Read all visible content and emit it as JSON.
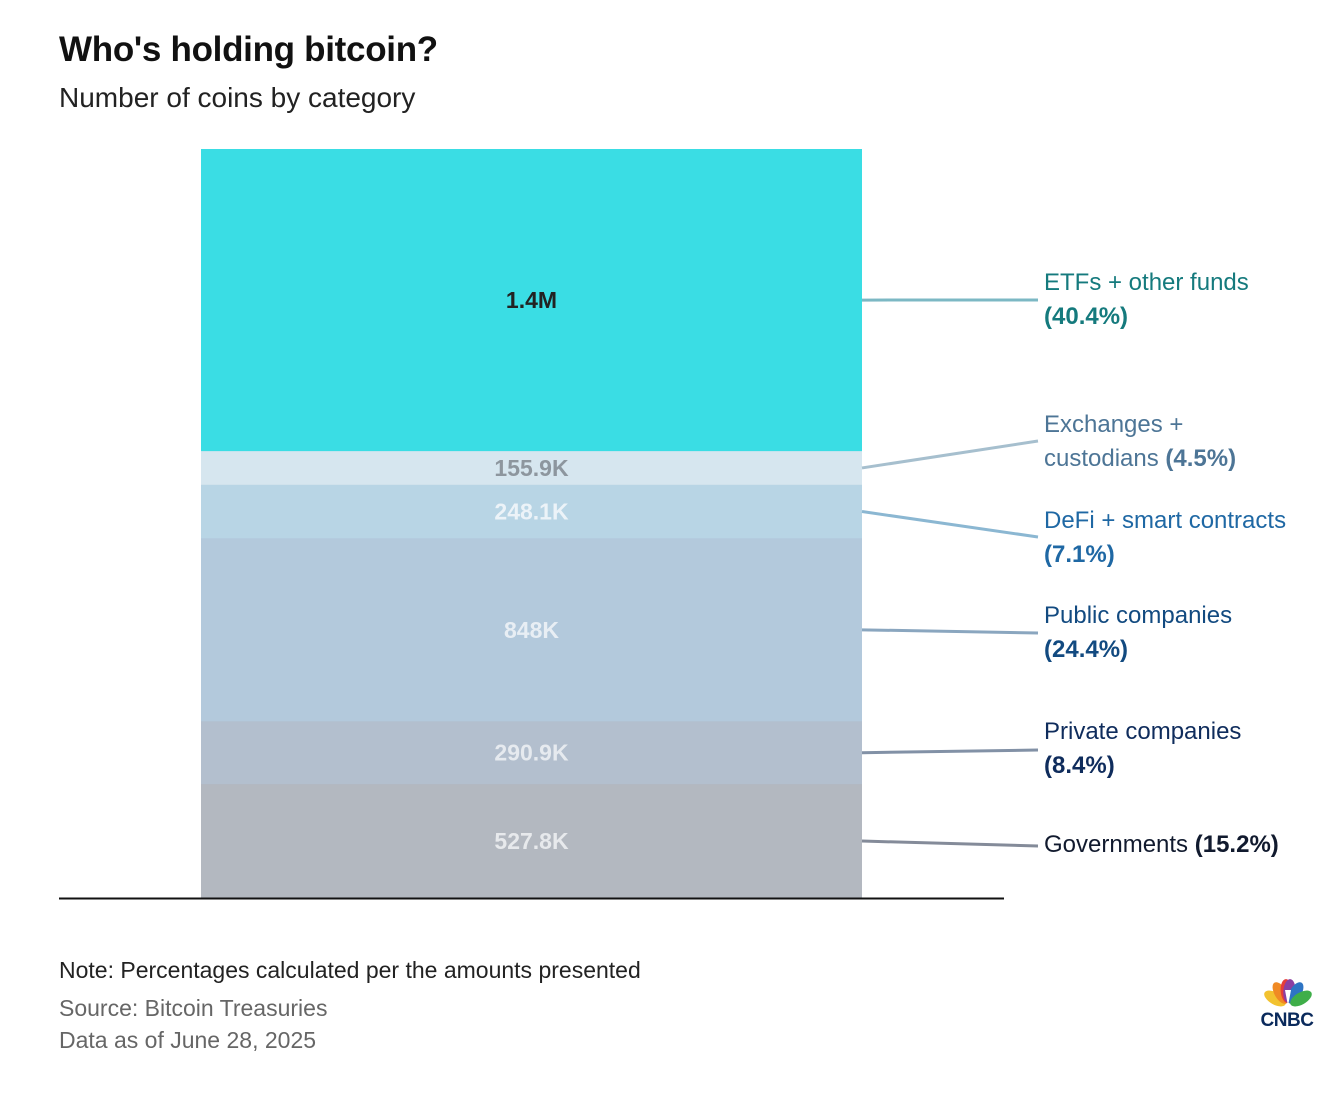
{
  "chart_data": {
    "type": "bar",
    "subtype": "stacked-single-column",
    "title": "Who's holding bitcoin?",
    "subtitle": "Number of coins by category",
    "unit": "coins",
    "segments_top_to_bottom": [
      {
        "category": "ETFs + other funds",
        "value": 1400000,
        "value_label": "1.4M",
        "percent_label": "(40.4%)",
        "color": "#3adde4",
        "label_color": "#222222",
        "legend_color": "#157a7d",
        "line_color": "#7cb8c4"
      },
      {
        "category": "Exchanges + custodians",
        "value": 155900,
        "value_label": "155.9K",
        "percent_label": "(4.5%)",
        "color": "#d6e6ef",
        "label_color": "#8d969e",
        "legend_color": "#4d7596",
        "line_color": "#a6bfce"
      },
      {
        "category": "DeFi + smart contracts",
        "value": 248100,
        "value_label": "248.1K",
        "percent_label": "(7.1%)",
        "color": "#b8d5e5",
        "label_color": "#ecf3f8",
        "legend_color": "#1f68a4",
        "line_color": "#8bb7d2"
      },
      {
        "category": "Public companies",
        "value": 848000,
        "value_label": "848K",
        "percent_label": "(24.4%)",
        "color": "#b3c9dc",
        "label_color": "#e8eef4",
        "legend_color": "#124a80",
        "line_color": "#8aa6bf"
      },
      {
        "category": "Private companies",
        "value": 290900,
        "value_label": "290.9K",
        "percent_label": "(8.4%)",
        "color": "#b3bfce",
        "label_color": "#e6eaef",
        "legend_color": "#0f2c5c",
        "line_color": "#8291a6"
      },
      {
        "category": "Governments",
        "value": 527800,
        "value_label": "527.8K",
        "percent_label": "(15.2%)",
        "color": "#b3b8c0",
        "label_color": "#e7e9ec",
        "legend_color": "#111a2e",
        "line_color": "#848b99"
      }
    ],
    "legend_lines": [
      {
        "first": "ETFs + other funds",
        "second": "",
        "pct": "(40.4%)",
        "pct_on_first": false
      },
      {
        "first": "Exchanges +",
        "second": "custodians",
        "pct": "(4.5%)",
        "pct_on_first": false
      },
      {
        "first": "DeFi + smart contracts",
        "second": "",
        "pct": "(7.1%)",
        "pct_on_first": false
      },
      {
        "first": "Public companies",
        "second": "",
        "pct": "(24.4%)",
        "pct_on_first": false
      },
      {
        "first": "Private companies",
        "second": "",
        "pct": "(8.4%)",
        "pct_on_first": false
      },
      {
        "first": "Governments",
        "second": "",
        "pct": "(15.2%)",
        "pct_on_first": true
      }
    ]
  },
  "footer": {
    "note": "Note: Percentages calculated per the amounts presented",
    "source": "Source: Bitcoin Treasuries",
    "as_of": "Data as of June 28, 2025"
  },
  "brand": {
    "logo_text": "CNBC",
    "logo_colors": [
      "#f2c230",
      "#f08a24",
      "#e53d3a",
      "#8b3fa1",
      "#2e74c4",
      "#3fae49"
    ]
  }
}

**Directions**
Return each line exactly as written. Any picture gets left out.

**The solution**
Read all visible content and emit it as JSON.
{
  "chart_data": {
    "type": "bar",
    "subtype": "stacked-single-column",
    "title": "Who's holding bitcoin?",
    "subtitle": "Number of coins by category",
    "unit": "coins",
    "segments_top_to_bottom": [
      {
        "category": "ETFs + other funds",
        "value": 1400000,
        "value_label": "1.4M",
        "percent_label": "(40.4%)",
        "color": "#3adde4",
        "label_color": "#222222",
        "legend_color": "#157a7d",
        "line_color": "#7cb8c4"
      },
      {
        "category": "Exchanges + custodians",
        "value": 155900,
        "value_label": "155.9K",
        "percent_label": "(4.5%)",
        "color": "#d6e6ef",
        "label_color": "#8d969e",
        "legend_color": "#4d7596",
        "line_color": "#a6bfce"
      },
      {
        "category": "DeFi + smart contracts",
        "value": 248100,
        "value_label": "248.1K",
        "percent_label": "(7.1%)",
        "color": "#b8d5e5",
        "label_color": "#ecf3f8",
        "legend_color": "#1f68a4",
        "line_color": "#8bb7d2"
      },
      {
        "category": "Public companies",
        "value": 848000,
        "value_label": "848K",
        "percent_label": "(24.4%)",
        "color": "#b3c9dc",
        "label_color": "#e8eef4",
        "legend_color": "#124a80",
        "line_color": "#8aa6bf"
      },
      {
        "category": "Private companies",
        "value": 290900,
        "value_label": "290.9K",
        "percent_label": "(8.4%)",
        "color": "#b3bfce",
        "label_color": "#e6eaef",
        "legend_color": "#0f2c5c",
        "line_color": "#8291a6"
      },
      {
        "category": "Governments",
        "value": 527800,
        "value_label": "527.8K",
        "percent_label": "(15.2%)",
        "color": "#b3b8c0",
        "label_color": "#e7e9ec",
        "legend_color": "#111a2e",
        "line_color": "#848b99"
      }
    ],
    "legend_lines": [
      {
        "first": "ETFs + other funds",
        "second": "",
        "pct": "(40.4%)",
        "pct_on_first": false
      },
      {
        "first": "Exchanges +",
        "second": "custodians",
        "pct": "(4.5%)",
        "pct_on_first": false
      },
      {
        "first": "DeFi + smart contracts",
        "second": "",
        "pct": "(7.1%)",
        "pct_on_first": false
      },
      {
        "first": "Public companies",
        "second": "",
        "pct": "(24.4%)",
        "pct_on_first": false
      },
      {
        "first": "Private companies",
        "second": "",
        "pct": "(8.4%)",
        "pct_on_first": false
      },
      {
        "first": "Governments",
        "second": "",
        "pct": "(15.2%)",
        "pct_on_first": true
      }
    ]
  },
  "footer": {
    "note": "Note: Percentages calculated per the amounts presented",
    "source": "Source: Bitcoin Treasuries",
    "as_of": "Data as of June 28, 2025"
  },
  "brand": {
    "logo_text": "CNBC",
    "logo_colors": [
      "#f2c230",
      "#f08a24",
      "#e53d3a",
      "#8b3fa1",
      "#2e74c4",
      "#3fae49"
    ]
  }
}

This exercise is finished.